----- MATERIAL PROVIDED

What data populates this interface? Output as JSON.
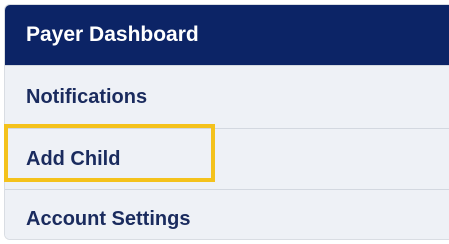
{
  "menu": {
    "header": "Payer Dashboard",
    "items": [
      {
        "label": "Notifications"
      },
      {
        "label": "Add Child"
      },
      {
        "label": "Account Settings"
      }
    ]
  },
  "colors": {
    "header_bg": "#0c2466",
    "item_bg": "#eef1f6",
    "highlight": "#f4c21c"
  }
}
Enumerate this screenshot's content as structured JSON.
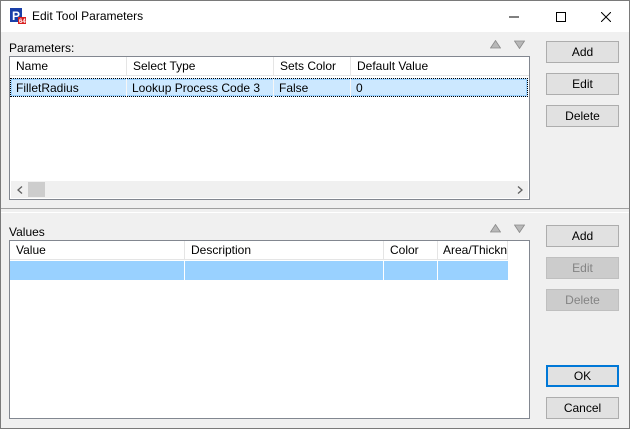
{
  "window": {
    "title": "Edit Tool Parameters",
    "icon": "app-logo-icon",
    "controls": [
      "minimize-icon",
      "maximize-icon",
      "close-icon"
    ]
  },
  "parameters": {
    "label": "Parameters:",
    "columns": [
      "Name",
      "Select Type",
      "Sets Color",
      "Default Value"
    ],
    "rows": [
      {
        "name": "FilletRadius",
        "select_type": "Lookup Process Code 3",
        "sets_color": "False",
        "default_value": "0",
        "selected": true
      }
    ],
    "buttons": {
      "add": "Add",
      "edit": "Edit",
      "delete": "Delete"
    }
  },
  "values": {
    "label": "Values",
    "columns": [
      "Value",
      "Description",
      "Color",
      "Area/Thickness"
    ],
    "rows": [
      {
        "value": "",
        "description": "",
        "color": "",
        "area_thickness": "",
        "selected": true
      }
    ],
    "buttons": {
      "add": "Add",
      "edit": "Edit",
      "delete": "Delete"
    }
  },
  "dialog_buttons": {
    "ok": "OK",
    "cancel": "Cancel"
  },
  "colors": {
    "selection": "#cce8ff",
    "selection_border": "#99d1ff",
    "empty_row": "#99d1ff",
    "accent": "#0078d7"
  }
}
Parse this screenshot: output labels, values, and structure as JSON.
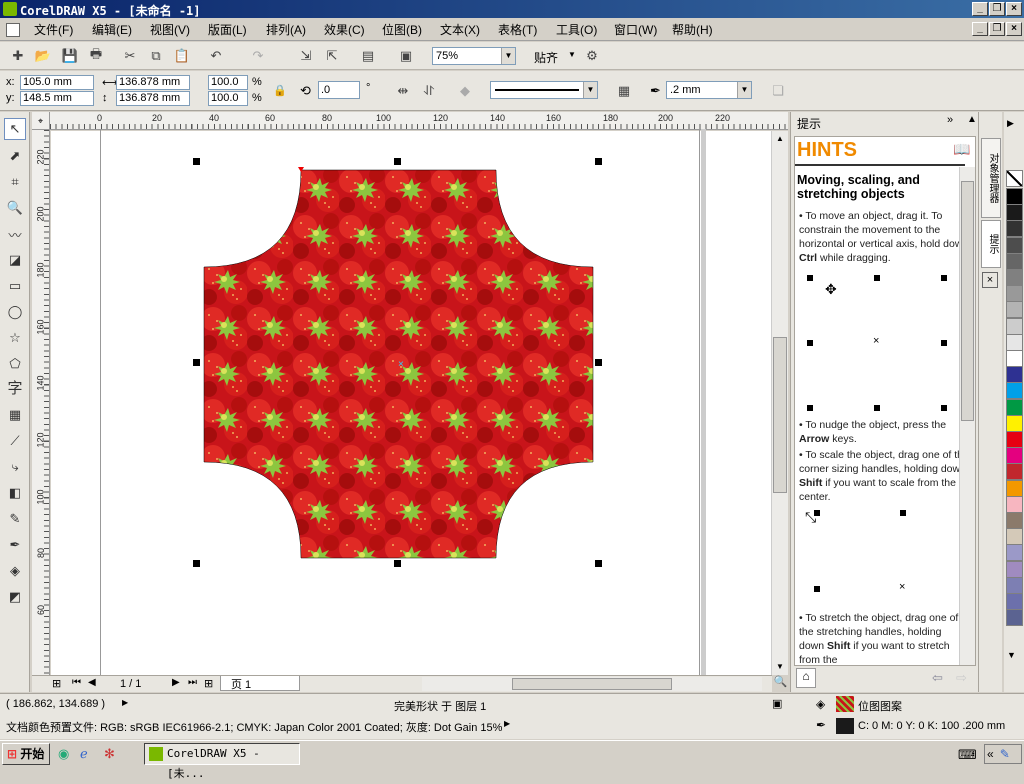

----------

> [TASK PROMPT]: Copy the listing in full and without alteration, omitting every picture.

> [RESULT OF THE EXERCISE]:
What data populates this interface? Output as JSON.
{
  "menu": {
    "header": "Payer Dashboard",
    "items": [
      {
        "label": "Notifications"
      },
      {
        "label": "Add Child"
      },
      {
        "label": "Account Settings"
      }
    ]
  },
  "colors": {
    "header_bg": "#0c2466",
    "item_bg": "#eef1f6",
    "highlight": "#f4c21c"
  }
}
Enumerate this screenshot's content as structured JSON.
{
  "window": {
    "title": "Edit Tool Parameters",
    "icon": "app-logo-icon",
    "controls": [
      "minimize-icon",
      "maximize-icon",
      "close-icon"
    ]
  },
  "parameters": {
    "label": "Parameters:",
    "columns": [
      "Name",
      "Select Type",
      "Sets Color",
      "Default Value"
    ],
    "rows": [
      {
        "name": "FilletRadius",
        "select_type": "Lookup Process Code 3",
        "sets_color": "False",
        "default_value": "0",
        "selected": true
      }
    ],
    "buttons": {
      "add": "Add",
      "edit": "Edit",
      "delete": "Delete"
    }
  },
  "values": {
    "label": "Values",
    "columns": [
      "Value",
      "Description",
      "Color",
      "Area/Thickness"
    ],
    "rows": [
      {
        "value": "",
        "description": "",
        "color": "",
        "area_thickness": "",
        "selected": true
      }
    ],
    "buttons": {
      "add": "Add",
      "edit": "Edit",
      "delete": "Delete"
    }
  },
  "dialog_buttons": {
    "ok": "OK",
    "cancel": "Cancel"
  },
  "colors": {
    "selection": "#cce8ff",
    "selection_border": "#99d1ff",
    "empty_row": "#99d1ff",
    "accent": "#0078d7"
  }
}
Parse this screenshot: output labels, values, and structure as JSON.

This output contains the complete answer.